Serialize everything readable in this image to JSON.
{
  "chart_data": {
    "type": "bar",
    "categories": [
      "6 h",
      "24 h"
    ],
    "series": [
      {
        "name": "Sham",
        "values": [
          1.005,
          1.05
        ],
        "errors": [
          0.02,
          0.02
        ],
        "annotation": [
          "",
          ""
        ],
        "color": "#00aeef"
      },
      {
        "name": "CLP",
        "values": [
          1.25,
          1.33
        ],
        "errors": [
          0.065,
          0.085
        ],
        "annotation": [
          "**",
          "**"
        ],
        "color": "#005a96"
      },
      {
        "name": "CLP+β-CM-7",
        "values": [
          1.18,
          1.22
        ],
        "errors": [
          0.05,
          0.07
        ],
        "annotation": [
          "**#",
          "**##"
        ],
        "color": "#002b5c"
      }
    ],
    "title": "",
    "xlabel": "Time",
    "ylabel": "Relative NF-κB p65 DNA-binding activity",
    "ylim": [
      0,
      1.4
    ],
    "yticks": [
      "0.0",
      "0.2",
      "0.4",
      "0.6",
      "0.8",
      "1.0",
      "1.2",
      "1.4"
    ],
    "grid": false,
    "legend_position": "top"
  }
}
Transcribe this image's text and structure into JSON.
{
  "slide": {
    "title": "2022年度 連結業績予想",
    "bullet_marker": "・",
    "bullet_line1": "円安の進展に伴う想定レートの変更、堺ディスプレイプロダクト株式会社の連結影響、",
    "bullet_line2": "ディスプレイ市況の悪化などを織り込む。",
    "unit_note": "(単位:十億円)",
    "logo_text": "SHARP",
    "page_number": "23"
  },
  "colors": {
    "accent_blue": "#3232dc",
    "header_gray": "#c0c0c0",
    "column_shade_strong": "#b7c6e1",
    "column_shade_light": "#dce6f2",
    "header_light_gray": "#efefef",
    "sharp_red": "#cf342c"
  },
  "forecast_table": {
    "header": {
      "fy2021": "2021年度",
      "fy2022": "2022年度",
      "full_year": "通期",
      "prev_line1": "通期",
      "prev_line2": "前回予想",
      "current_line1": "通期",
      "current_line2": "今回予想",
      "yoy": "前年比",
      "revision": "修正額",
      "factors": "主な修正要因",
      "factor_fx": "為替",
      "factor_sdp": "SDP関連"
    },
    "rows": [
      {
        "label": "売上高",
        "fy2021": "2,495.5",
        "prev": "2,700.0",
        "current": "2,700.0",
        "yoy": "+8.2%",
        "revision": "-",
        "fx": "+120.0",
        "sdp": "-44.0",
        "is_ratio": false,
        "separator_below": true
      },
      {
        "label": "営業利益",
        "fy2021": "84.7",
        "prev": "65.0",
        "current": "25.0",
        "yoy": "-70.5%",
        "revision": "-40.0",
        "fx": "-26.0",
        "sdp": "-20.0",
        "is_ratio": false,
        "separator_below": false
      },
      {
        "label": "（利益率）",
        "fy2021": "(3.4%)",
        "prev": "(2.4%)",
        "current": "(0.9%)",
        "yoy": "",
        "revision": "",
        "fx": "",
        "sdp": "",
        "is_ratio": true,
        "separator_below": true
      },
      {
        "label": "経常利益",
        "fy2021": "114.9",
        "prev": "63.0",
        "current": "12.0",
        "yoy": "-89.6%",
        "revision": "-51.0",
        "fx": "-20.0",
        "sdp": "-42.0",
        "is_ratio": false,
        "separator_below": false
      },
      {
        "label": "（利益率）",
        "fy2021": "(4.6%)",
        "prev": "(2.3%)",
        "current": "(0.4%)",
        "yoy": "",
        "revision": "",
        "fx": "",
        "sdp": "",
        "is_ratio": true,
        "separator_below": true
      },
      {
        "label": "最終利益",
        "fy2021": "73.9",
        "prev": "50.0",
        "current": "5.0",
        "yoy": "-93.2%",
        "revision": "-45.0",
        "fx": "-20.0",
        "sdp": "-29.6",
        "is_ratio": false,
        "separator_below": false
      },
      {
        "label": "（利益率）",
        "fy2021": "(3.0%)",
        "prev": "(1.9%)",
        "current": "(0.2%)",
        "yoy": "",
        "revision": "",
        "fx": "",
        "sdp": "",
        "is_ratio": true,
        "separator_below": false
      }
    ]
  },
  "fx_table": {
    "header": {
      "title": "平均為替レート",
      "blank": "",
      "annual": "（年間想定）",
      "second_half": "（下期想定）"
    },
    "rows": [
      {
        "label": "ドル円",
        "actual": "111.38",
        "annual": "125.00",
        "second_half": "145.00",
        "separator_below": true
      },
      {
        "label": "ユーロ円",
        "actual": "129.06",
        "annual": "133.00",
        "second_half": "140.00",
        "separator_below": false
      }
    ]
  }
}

#####

● Work to be completed
Copy each line above that contains the word "this".

● Answer below
Serialize everything readable in this image to JSON.
Transcribe this image's text and structure into JSON.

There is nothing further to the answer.